Dataset listings of figures:
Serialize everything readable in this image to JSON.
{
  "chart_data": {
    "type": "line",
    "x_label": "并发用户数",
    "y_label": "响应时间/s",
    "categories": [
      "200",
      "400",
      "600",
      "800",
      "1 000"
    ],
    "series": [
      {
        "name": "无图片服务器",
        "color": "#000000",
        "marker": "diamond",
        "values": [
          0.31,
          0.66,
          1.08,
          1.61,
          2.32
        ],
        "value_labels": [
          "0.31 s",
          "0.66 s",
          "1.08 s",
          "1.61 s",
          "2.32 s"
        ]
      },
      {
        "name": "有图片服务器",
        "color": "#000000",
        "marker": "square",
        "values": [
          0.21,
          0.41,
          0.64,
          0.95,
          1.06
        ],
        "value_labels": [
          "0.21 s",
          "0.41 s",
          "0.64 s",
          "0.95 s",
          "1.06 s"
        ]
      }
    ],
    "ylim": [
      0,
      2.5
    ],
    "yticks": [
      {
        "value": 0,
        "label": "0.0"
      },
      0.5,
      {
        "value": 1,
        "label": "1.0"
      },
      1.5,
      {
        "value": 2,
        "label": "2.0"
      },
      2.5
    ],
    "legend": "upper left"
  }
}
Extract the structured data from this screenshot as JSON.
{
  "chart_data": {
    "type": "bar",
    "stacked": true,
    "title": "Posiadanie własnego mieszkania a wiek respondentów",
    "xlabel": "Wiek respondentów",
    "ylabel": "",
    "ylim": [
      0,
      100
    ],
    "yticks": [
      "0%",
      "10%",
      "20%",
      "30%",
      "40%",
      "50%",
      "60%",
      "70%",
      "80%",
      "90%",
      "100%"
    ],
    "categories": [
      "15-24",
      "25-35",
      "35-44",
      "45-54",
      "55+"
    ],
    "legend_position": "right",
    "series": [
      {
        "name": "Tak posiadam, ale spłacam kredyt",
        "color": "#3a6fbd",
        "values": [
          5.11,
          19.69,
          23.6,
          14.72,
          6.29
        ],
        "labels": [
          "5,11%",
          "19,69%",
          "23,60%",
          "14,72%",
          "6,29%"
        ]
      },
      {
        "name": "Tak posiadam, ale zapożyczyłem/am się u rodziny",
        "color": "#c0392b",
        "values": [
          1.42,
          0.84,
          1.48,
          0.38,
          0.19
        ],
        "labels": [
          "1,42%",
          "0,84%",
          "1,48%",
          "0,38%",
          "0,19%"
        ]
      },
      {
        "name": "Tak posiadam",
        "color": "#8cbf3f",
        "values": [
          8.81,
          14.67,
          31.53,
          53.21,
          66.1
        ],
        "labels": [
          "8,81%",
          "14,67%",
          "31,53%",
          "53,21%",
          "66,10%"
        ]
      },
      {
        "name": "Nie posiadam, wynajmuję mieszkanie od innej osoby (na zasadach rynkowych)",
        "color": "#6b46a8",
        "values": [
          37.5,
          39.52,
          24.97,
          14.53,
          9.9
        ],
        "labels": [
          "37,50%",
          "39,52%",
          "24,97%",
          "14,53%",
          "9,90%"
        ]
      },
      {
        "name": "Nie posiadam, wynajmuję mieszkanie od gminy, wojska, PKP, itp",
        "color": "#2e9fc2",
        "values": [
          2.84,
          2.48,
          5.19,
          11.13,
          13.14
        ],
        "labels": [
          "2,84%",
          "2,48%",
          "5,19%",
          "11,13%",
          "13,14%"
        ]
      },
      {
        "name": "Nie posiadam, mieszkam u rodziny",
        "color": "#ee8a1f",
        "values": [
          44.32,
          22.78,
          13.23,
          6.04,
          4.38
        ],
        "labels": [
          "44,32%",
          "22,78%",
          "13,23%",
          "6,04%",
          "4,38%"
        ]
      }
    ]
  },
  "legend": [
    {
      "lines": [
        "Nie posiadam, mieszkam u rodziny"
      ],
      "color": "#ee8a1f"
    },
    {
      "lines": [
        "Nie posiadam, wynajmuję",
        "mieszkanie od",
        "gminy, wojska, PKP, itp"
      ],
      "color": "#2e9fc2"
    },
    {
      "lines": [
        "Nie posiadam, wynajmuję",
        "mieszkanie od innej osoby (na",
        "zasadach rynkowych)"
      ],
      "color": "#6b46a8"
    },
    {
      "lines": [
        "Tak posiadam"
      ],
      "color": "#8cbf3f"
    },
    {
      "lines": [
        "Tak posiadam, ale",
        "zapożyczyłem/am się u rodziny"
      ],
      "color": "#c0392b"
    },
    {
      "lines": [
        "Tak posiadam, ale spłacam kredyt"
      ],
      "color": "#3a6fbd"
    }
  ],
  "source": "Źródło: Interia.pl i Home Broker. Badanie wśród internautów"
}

**Task details**
Give back only a number, the number of lines where the string "spłacam" occurs.

**Complete output**
2